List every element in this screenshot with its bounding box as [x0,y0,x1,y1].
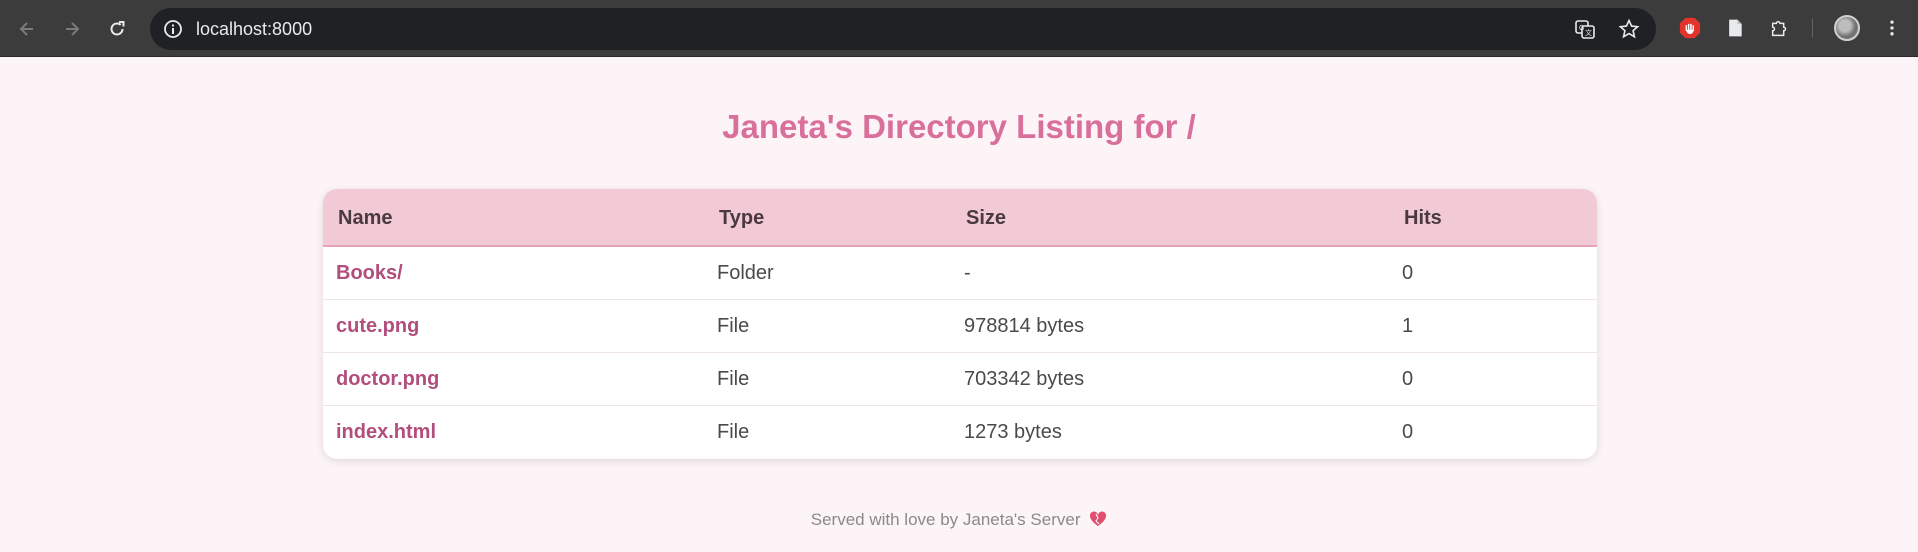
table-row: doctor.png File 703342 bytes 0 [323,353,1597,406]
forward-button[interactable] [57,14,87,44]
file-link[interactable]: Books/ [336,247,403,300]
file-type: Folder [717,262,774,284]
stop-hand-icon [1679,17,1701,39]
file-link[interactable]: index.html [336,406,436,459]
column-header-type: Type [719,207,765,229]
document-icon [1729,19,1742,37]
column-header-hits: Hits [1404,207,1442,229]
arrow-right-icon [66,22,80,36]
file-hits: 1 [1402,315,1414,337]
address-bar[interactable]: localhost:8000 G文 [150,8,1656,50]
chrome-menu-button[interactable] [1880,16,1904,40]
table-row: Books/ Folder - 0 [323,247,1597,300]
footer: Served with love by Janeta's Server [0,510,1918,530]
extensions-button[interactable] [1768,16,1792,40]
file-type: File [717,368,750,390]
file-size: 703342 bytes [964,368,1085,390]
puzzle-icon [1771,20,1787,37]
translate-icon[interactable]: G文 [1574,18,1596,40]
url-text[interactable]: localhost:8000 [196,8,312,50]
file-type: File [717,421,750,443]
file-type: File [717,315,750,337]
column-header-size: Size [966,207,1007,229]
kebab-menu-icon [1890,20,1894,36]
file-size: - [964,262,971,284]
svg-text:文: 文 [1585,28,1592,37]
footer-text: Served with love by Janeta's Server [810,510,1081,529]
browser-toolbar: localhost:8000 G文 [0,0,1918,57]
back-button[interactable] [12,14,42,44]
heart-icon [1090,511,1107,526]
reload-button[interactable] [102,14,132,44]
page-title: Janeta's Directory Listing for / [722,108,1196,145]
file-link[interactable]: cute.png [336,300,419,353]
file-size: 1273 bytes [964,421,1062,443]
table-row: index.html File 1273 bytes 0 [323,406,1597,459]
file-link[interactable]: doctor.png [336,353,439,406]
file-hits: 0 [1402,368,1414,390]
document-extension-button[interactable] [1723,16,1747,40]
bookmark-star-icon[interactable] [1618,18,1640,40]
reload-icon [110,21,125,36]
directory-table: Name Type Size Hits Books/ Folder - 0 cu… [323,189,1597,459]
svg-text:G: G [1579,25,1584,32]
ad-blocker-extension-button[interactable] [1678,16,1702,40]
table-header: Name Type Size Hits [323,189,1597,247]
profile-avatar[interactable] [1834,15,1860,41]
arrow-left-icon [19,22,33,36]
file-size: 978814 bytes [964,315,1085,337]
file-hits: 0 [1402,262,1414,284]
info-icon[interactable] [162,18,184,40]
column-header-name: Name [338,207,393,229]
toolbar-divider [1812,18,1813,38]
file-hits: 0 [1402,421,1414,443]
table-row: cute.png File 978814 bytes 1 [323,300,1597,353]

____

# [Problem requirements]
Output every line of the rows above as a JSON list of strings, one string per line, leaving out blank lines and any picture.

# [Full response]
[
  "List every element in this screenshot with its bounding box as [x0,y0,x1,y1].",
  "table-row: doctor.png File 703342 bytes 0 [323,353,1597,406]",
  "forward-button[interactable] [57,14,87,44]",
  "file-link[interactable]: Books/ [336,247,403,300]",
  "file-type: Folder [717,262,774,284]",
  "stop-hand-icon [1679,17,1701,39]",
  "file-link[interactable]: index.html [336,406,436,459]",
  "column-header-type: Type [719,207,765,229]",
  "document-icon [1729,19,1742,37]",
  "column-header-hits: Hits [1404,207,1442,229]",
  "arrow-right-icon [66,22,80,36]",
  "file-hits: 1 [1402,315,1414,337]",
  "address-bar[interactable]: localhost:8000 G文 [150,8,1656,50]",
  "chrome-menu-button[interactable] [1880,16,1904,40]",
  "table-row: Books/ Folder - 0 [323,247,1597,300]",
  "footer: Served with love by Janeta's Server [0,510,1918,530]",
  "extensions-button[interactable] [1768,16,1792,40]",
  "file-type: File [717,368,750,390]",
  "file-size: 703342 bytes [964,368,1085,390]",
  "puzzle-icon [1771,20,1787,37]",
  "translate-icon[interactable]: G文 [1574,18,1596,40]",
  "url-text[interactable]: localhost:8000 [196,8,312,50]",
  "file-type: File [717,421,750,443]",
  "file-type: File [717,315,750,337]",
  "column-header-size: Size [966,207,1007,229]",
  "kebab-menu-icon [1890,20,1894,36]",
  "file-size: - [964,262,971,284]",
  "svg-text:文: 文 [1585,28,1592,37]",
  "footer-text: Served with love by Janeta's Server [810,510,1081,529]",
  "browser-toolbar: localhost:8000 G文 [0,0,1918,57]",
  "back-button[interactable] [12,14,42,44]",
  "heart-icon [1090,511,1107,526]",
  "reload-button[interactable] [102,14,132,44]",
  "page-title: Janeta's Directory Listing for / [722,108,1196,145]",
  "file-link[interactable]: cute.png [336,300,419,353]",
  "file-size: 1273 bytes [964,421,1062,443]",
  "table-row: index.html File 1273 bytes 0 [323,406,1597,459]",
  "file-link[interactable]: doctor.png [336,353,439,406]",
  "file-hits: 0 [1402,368,1414,390]",
  "document-extension-button[interactable] [1723,16,1747,40]",
  "bookmark-star-icon[interactable] [1618,18,1640,40]",
  "reload-icon [110,21,125,36]",
  "directory-table: Name Type Size Hits Books/ Folder - 0 cu… [323,189,1597,459]",
  "svg-text:G: G [1579,25,1584,32]",
  "ad-blocker-extension-button[interactable] [1678,16,1702,40]",
  "table-header: Name Type Size Hits [323,189,1597,247]",
  "profile-avatar[interactable] [1834,15,1860,41]",
  "arrow-left-icon [19,22,33,36]",
  "file-size: 978814 bytes [964,315,1085,337]",
  "file-hits: 0 [1402,262,1414,284]",
  "info-icon[interactable] [162,18,184,40]",
  "column-header-name: Name [338,207,393,229]",
  "toolbar-divider [1812,18,1813,38]",
  "file-hits: 0 [1402,421,1414,443]",
  "table-row: cute.png File 978814 bytes 1 [323,300,1597,353]"
]